SET PROBLEM:
Check each line of the entries below for the string "name"; copy every line where it appears.

RECORD SET:
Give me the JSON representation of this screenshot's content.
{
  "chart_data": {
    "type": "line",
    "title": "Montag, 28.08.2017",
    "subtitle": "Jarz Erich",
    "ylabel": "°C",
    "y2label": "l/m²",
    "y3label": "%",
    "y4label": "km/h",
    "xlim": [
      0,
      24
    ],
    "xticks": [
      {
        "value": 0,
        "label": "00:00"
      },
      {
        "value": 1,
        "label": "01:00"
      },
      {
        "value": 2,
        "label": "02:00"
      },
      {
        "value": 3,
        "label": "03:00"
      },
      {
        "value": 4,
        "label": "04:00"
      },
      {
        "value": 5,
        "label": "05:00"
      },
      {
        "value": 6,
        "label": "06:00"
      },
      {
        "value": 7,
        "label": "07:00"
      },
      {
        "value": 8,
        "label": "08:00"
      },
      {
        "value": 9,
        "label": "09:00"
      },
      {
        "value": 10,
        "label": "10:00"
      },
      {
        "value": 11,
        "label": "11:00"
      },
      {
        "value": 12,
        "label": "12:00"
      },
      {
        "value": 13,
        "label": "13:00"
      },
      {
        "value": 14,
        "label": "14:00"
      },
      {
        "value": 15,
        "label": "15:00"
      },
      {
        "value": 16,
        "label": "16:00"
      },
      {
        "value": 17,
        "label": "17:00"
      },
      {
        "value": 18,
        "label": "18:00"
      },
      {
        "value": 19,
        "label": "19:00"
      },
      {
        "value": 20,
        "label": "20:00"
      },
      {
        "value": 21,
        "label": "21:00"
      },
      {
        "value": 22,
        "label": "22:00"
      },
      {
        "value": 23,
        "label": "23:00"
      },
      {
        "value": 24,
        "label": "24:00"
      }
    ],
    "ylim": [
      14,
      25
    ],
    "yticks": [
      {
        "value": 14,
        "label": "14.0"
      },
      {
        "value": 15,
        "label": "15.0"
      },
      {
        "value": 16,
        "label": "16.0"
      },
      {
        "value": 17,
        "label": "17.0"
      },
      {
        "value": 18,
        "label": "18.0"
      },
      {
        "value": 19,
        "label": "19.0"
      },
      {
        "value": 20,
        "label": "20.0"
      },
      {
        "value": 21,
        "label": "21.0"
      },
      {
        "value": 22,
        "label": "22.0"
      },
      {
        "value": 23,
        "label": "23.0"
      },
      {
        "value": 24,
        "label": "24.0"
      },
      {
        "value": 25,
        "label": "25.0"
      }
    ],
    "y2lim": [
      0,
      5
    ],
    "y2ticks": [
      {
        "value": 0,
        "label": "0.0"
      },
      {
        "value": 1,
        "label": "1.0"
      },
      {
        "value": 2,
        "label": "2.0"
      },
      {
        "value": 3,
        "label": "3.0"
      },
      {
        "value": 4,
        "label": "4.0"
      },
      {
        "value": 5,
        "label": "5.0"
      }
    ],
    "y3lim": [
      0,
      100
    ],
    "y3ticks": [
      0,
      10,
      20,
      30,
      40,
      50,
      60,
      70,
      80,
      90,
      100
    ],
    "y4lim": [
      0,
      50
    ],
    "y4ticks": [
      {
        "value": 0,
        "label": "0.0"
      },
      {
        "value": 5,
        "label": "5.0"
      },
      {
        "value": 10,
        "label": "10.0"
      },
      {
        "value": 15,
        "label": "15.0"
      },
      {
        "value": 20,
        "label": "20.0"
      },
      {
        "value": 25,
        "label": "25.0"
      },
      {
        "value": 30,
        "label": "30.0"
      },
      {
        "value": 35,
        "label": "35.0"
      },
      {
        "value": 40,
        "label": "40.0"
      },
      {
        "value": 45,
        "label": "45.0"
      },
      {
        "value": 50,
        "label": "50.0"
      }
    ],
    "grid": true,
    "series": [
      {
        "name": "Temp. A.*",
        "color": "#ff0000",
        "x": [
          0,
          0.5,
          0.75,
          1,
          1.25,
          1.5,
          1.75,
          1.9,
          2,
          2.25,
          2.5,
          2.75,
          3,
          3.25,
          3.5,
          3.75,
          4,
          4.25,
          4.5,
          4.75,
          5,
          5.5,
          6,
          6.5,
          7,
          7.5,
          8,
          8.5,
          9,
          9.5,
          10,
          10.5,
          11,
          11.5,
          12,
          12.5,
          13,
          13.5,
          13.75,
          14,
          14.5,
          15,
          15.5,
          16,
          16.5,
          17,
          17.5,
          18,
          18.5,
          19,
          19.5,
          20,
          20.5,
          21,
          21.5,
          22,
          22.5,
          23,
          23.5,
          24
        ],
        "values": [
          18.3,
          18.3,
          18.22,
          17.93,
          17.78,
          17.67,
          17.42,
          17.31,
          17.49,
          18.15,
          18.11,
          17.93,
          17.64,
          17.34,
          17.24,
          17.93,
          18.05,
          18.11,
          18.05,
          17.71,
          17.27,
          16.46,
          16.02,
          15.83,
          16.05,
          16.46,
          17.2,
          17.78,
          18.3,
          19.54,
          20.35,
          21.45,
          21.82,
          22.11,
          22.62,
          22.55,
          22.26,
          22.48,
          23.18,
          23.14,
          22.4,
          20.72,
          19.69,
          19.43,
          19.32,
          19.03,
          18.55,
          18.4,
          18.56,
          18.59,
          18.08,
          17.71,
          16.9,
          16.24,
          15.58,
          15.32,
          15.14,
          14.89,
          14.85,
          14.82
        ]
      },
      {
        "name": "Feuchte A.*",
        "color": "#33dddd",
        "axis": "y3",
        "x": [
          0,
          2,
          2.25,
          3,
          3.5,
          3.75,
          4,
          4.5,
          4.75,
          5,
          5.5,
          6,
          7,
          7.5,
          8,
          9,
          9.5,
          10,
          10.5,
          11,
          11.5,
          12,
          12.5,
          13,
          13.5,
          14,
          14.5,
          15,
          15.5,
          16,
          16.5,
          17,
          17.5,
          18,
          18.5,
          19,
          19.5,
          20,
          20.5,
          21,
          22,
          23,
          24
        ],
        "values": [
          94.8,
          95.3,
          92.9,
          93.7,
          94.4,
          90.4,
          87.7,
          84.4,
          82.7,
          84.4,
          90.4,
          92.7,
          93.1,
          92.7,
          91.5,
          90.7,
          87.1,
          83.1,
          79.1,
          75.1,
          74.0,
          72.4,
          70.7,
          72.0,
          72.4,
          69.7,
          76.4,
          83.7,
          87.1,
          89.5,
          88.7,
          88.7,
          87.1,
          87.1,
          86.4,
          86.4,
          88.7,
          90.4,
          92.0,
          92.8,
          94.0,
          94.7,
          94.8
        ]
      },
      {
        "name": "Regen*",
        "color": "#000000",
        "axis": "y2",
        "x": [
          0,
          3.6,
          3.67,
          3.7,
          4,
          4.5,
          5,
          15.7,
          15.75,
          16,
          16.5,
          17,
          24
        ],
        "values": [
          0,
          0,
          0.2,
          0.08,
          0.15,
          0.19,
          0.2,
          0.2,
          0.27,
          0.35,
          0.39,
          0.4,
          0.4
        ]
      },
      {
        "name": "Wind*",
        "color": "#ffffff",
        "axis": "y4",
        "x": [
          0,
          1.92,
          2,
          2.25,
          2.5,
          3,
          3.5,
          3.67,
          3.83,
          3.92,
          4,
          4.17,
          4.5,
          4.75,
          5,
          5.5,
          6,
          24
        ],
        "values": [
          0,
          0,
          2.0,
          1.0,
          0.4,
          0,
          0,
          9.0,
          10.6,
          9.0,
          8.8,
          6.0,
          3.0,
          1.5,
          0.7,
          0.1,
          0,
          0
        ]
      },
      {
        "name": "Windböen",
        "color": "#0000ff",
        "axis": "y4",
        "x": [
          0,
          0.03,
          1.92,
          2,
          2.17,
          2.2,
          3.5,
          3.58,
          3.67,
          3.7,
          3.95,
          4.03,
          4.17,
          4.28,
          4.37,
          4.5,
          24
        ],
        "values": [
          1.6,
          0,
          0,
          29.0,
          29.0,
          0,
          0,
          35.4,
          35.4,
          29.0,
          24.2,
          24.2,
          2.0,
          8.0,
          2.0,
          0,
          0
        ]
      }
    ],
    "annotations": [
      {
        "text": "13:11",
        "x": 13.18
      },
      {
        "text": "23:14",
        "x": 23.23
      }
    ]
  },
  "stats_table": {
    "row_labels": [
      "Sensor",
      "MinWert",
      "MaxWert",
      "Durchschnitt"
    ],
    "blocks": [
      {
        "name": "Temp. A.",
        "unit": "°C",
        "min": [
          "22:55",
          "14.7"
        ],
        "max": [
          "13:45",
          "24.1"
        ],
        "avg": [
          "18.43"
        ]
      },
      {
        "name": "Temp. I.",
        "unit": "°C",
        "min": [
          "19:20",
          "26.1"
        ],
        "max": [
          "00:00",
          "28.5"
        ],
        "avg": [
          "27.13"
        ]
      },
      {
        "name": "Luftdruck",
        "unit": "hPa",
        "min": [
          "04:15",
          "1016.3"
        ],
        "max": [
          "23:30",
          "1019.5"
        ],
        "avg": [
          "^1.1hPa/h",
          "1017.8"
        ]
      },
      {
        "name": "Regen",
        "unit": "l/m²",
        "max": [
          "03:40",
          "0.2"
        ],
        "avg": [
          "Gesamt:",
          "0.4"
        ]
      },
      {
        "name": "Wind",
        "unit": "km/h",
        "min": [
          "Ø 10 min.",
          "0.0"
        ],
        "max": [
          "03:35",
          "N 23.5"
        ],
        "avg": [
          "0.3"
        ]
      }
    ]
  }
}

RESPONSE FOR THIS EXERCISE:
        "name": "Temp. A.*",
        "name": "Feuchte A.*",
        "name": "Regen*",
        "name": "Wind*",
        "name": "Windböen",
        "name": "Temp. A.",
        "name": "Temp. I.",
        "name": "Luftdruck",
        "name": "Regen",
        "name": "Wind",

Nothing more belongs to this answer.